>> START MATERIAL PROVIDED

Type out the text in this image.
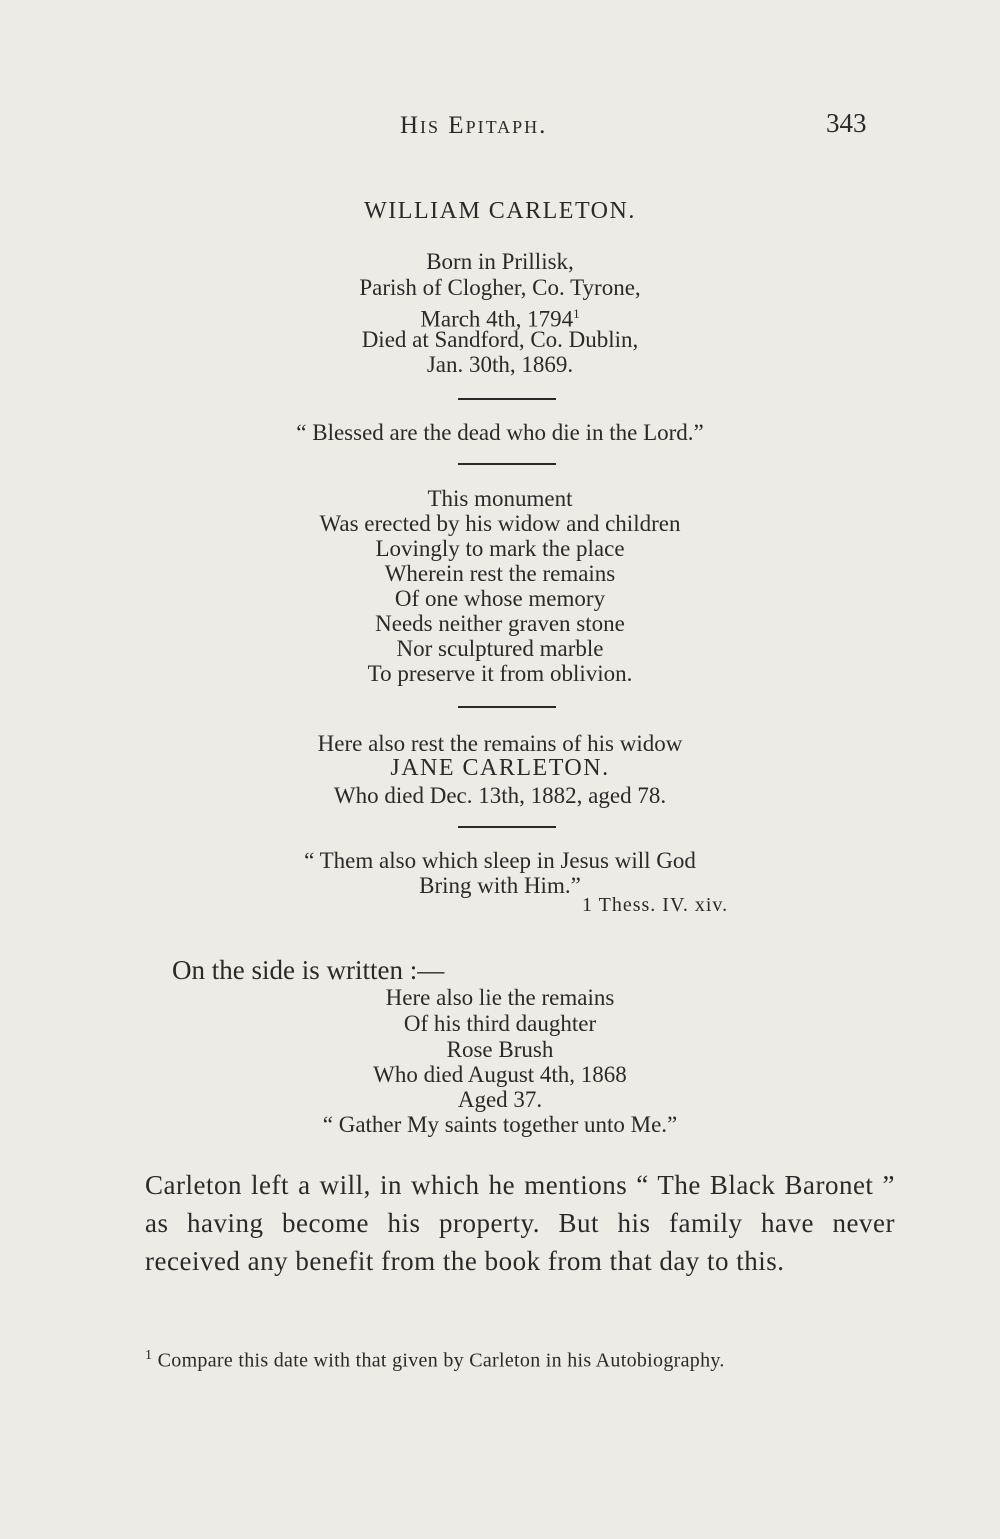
His Epitaph.	343
WILLIAM CARLETON.
Born in Prillisk,
Parish of Clogher, Co. Tyrone,
March 4th, 1794$^1$
Died at Sandford, Co. Dublin,
Jan. 30th, 1869.
“ Blessed are the dead who die in the Lord.”
This monument
Was erected by his widow and children
Lovingly to mark the place
Wherein rest the remains
Of one whose memory
Needs neither graven stone
Nor sculptured marble
To preserve it from oblivion.
Here also rest the remains of his widow
JANE CARLETON.
Who died Dec. 13th, 1882, aged 78.
“ Them also which sleep in Jesus will God
Bring with Him.”
1 Thess. IV. xiv.
On the side is written :—
Here also lie the remains
Of his third daughter
Rose Brush
Who died August 4th, 1868
Aged 37.
“ Gather My saints together unto Me.”
Carleton left a will, in which he mentions “ The Black Baronet ” as having become his property. But his family have never received any benefit from the book from that day to this.
$^1$ Compare this date with that given by Carleton in his Autobiography.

>> END MATERIAL PROVIDED

YOUR INSTRUCTIONS>
Copy all the records above exactly, but leave out the pictures.

FINISHED TASK>
Type out the text in this image.
His Epitaph.	343
WILLIAM CARLETON.
Born in Prillisk,
Parish of Clogher, Co. Tyrone,
March 4th, 1794$^1$
Died at Sandford, Co. Dublin,
Jan. 30th, 1869.
“ Blessed are the dead who die in the Lord.”
This monument
Was erected by his widow and children
Lovingly to mark the place
Wherein rest the remains
Of one whose memory
Needs neither graven stone
Nor sculptured marble
To preserve it from oblivion.
Here also rest the remains of his widow
JANE CARLETON.
Who died Dec. 13th, 1882, aged 78.
“ Them also which sleep in Jesus will God
Bring with Him.”
1 Thess. IV. xiv.
On the side is written :—
Here also lie the remains
Of his third daughter
Rose Brush
Who died August 4th, 1868
Aged 37.
“ Gather My saints together unto Me.”
Carleton left a will, in which he mentions “ The Black Baronet ” as having become his property. But his family have never received any benefit from the book from that day to this.
$^1$ Compare this date with that given by Carleton in his Autobiography.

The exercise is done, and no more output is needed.